PROBLEM:
Write out every record in full, exactly as written, please.

begin

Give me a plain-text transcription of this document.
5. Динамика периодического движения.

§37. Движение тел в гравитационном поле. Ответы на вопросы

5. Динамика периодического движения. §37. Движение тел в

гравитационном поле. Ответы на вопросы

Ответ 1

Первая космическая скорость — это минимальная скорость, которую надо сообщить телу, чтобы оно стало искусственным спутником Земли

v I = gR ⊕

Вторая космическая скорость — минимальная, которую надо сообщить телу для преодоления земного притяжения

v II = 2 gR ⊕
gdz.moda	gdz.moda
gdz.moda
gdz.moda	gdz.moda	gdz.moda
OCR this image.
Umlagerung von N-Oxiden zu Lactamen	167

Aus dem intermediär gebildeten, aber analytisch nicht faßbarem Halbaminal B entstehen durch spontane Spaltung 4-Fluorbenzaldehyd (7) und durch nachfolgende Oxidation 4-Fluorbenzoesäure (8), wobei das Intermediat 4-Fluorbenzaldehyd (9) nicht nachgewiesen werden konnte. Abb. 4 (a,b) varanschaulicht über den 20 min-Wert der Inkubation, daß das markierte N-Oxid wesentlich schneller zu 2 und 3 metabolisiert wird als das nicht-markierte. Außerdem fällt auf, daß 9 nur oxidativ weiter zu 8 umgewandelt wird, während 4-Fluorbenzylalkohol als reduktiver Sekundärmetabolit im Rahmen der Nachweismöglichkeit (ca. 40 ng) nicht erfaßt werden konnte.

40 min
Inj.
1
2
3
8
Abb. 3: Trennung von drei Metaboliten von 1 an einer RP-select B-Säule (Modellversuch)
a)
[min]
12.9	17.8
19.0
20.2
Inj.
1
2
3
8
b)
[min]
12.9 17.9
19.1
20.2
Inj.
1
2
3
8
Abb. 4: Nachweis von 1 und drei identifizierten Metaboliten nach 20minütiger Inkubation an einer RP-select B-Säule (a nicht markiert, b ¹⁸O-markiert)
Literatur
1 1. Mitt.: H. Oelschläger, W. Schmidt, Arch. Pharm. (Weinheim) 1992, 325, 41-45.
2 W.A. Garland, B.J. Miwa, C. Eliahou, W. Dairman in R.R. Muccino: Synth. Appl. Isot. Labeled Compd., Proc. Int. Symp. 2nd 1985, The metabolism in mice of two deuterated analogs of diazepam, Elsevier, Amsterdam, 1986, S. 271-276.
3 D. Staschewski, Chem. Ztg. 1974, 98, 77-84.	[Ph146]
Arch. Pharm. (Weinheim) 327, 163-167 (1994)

end

OUTPUT OF THE EXERCISE:
Give me a plain-text transcription of this document.
5. Динамика периодического движения.

§37. Движение тел в гравитационном поле. Ответы на вопросы

5. Динамика периодического движения. §37. Движение тел в

гравитационном поле. Ответы на вопросы

Ответ 1

Первая космическая скорость — это минимальная скорость, которую надо сообщить телу, чтобы оно стало искусственным спутником Земли

v I = gR ⊕

Вторая космическая скорость — минимальная, которую надо сообщить телу для преодоления земного притяжения

v II = 2 gR ⊕
gdz.moda	gdz.moda
gdz.moda
gdz.moda	gdz.moda	gdz.moda
OCR this image.
Umlagerung von N-Oxiden zu Lactamen	167

Aus dem intermediär gebildeten, aber analytisch nicht faßbarem Halbaminal B entstehen durch spontane Spaltung 4-Fluorbenzaldehyd (7) und durch nachfolgende Oxidation 4-Fluorbenzoesäure (8), wobei das Intermediat 4-Fluorbenzaldehyd (9) nicht nachgewiesen werden konnte. Abb. 4 (a,b) varanschaulicht über den 20 min-Wert der Inkubation, daß das markierte N-Oxid wesentlich schneller zu 2 und 3 metabolisiert wird als das nicht-markierte. Außerdem fällt auf, daß 9 nur oxidativ weiter zu 8 umgewandelt wird, während 4-Fluorbenzylalkohol als reduktiver Sekundärmetabolit im Rahmen der Nachweismöglichkeit (ca. 40 ng) nicht erfaßt werden konnte.

40 min
Inj.
1
2
3
8
Abb. 3: Trennung von drei Metaboliten von 1 an einer RP-select B-Säule (Modellversuch)
a)
[min]
12.9	17.8
19.0
20.2
Inj.
1
2
3
8
b)
[min]
12.9 17.9
19.1
20.2
Inj.
1
2
3
8
Abb. 4: Nachweis von 1 und drei identifizierten Metaboliten nach 20minütiger Inkubation an einer RP-select B-Säule (a nicht markiert, b ¹⁸O-markiert)
Literatur
1 1. Mitt.: H. Oelschläger, W. Schmidt, Arch. Pharm. (Weinheim) 1992, 325, 41-45.
2 W.A. Garland, B.J. Miwa, C. Eliahou, W. Dairman in R.R. Muccino: Synth. Appl. Isot. Labeled Compd., Proc. Int. Symp. 2nd 1985, The metabolism in mice of two deuterated analogs of diazepam, Elsevier, Amsterdam, 1986, S. 271-276.
3 D. Staschewski, Chem. Ztg. 1974, 98, 77-84.	[Ph146]
Arch. Pharm. (Weinheim) 327, 163-167 (1994)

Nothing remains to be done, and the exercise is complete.